_YOUR OBJECTIVE_. From the listing below, extract each line containing the string "Vertical".
========================================================================
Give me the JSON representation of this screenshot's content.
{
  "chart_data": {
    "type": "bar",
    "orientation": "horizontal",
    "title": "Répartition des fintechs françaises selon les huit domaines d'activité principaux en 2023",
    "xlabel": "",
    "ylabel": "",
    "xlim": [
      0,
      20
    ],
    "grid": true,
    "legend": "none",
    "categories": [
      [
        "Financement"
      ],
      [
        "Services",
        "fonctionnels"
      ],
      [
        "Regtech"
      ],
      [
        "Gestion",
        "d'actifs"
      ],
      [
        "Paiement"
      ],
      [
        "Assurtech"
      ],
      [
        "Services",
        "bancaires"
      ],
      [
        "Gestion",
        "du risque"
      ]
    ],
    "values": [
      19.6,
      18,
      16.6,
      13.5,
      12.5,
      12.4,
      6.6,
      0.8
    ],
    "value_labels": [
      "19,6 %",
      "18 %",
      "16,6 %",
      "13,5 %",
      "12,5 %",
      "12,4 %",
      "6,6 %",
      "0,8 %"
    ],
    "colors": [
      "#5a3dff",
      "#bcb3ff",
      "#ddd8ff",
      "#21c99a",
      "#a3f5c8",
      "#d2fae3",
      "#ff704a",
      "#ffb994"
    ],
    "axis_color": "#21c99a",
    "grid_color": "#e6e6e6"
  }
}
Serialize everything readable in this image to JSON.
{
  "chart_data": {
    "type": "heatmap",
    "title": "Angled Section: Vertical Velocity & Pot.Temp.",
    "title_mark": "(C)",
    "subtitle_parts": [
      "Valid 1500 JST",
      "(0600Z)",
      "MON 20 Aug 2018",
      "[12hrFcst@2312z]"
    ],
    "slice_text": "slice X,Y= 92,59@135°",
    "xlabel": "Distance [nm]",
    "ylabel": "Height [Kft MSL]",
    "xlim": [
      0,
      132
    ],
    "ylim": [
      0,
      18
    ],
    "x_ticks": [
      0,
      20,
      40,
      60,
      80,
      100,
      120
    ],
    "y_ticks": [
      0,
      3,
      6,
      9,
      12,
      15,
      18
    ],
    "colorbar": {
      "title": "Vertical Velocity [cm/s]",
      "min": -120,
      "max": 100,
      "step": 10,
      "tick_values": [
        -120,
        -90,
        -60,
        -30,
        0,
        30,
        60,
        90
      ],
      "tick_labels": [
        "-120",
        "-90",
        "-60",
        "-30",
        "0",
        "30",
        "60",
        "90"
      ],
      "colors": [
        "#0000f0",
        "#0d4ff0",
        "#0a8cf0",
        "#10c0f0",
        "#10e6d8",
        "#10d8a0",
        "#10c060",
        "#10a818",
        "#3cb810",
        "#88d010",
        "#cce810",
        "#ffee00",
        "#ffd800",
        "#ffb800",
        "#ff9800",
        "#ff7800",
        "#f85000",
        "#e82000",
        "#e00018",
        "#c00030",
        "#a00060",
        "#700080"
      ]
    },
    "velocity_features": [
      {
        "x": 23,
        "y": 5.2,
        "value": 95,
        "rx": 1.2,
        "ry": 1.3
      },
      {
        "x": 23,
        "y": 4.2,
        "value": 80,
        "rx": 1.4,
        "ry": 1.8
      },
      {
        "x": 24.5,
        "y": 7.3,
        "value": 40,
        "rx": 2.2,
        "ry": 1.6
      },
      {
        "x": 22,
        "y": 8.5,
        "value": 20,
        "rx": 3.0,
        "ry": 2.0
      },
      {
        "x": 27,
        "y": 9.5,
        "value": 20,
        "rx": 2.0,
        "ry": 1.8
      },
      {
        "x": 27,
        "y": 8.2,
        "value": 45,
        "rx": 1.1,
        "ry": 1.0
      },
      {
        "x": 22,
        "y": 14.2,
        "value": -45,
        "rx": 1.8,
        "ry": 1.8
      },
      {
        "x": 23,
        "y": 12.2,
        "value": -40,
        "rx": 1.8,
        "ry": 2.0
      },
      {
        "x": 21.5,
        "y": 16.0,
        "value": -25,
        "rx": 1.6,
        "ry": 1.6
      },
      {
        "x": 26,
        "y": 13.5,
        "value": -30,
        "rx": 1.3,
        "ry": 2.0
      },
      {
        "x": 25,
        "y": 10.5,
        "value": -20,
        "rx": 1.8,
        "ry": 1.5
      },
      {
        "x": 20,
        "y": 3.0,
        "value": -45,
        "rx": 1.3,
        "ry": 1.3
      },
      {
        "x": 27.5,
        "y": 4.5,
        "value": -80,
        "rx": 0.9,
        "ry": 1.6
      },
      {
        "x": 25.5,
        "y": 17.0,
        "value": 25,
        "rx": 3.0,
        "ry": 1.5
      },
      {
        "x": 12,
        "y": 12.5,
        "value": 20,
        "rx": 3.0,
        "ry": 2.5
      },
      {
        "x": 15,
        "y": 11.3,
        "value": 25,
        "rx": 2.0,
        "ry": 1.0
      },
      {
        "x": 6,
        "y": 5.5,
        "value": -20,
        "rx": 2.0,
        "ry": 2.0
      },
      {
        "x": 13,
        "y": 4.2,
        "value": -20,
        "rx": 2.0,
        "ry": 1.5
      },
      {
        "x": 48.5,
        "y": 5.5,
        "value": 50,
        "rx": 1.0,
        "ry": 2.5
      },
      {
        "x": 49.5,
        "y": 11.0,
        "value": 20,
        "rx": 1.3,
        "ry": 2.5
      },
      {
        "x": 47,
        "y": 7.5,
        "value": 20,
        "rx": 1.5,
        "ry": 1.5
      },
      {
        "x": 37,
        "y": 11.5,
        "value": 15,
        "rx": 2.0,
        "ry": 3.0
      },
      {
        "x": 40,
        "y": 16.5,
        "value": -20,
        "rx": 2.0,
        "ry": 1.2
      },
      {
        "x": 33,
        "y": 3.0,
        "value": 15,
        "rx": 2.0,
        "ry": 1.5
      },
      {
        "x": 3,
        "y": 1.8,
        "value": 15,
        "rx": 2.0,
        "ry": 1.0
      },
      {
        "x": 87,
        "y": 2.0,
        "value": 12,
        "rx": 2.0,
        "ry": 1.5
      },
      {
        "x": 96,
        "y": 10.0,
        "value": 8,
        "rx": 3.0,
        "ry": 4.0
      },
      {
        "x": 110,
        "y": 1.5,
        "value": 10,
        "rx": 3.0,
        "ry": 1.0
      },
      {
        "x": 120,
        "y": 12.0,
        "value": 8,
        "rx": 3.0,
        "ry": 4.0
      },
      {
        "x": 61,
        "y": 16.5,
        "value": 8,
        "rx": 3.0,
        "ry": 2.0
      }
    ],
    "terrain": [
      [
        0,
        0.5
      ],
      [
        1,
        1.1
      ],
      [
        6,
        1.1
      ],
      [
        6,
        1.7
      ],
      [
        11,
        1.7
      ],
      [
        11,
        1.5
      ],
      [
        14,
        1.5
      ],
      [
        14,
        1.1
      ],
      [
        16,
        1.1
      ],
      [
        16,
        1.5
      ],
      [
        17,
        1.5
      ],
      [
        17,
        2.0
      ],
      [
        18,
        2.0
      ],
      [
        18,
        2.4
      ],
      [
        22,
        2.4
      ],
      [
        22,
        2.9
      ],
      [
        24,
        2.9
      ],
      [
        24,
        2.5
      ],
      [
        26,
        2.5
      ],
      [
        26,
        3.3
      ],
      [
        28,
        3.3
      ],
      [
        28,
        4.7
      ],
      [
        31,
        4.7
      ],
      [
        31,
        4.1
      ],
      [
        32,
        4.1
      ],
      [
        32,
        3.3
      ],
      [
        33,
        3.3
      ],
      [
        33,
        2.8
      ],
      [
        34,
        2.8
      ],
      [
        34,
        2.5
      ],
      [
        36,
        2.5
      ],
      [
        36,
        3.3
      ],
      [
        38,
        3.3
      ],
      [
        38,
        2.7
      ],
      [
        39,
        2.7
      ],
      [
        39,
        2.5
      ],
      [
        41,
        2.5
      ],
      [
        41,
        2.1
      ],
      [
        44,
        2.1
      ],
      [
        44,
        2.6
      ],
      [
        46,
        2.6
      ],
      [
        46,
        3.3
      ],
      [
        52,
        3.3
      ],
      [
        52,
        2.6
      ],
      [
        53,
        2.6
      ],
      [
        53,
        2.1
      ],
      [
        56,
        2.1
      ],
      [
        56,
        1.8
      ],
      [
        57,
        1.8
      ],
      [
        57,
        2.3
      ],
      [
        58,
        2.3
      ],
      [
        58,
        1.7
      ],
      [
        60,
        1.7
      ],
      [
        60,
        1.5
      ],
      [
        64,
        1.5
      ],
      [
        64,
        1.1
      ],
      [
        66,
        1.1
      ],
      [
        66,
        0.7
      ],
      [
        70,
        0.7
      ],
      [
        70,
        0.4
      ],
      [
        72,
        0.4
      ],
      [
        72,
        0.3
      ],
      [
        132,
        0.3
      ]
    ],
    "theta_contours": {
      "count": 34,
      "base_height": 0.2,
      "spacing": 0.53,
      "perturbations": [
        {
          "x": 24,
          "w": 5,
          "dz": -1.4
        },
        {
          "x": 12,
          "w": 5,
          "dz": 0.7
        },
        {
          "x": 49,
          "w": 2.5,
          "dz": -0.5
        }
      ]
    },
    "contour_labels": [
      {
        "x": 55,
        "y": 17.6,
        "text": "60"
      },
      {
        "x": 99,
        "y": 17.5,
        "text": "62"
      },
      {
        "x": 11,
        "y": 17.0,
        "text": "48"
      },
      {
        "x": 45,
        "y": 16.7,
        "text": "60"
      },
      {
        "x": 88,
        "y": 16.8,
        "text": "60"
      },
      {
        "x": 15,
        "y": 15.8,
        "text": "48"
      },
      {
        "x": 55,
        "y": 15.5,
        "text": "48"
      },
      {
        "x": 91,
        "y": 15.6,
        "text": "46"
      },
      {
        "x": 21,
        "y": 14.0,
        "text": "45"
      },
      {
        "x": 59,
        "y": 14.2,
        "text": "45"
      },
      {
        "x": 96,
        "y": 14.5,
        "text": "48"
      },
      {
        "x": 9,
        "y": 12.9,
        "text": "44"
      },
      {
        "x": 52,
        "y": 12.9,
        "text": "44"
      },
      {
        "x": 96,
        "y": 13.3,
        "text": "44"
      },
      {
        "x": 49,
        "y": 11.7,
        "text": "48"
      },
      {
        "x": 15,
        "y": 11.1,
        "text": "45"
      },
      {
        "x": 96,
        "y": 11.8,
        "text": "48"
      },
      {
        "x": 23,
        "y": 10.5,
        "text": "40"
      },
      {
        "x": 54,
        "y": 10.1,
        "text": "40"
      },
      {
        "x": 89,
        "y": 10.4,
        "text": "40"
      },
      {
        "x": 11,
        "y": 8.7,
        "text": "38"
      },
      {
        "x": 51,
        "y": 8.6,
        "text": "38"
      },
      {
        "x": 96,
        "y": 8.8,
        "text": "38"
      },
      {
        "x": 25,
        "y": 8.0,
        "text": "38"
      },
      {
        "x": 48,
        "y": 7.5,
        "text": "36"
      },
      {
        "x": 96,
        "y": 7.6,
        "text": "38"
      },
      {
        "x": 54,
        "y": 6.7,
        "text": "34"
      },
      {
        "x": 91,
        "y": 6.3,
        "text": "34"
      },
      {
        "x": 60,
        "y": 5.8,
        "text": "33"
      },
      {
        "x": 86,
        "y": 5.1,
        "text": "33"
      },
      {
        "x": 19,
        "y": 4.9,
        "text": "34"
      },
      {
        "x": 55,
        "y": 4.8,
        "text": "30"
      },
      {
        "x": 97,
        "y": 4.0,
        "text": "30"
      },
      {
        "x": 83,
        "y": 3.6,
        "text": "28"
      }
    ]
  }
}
========================================================================
_ANSWER BELOW_.
    "title": "Angled Section: Vertical Velocity & Pot.Temp.",
      "title": "Vertical Velocity [cm/s]",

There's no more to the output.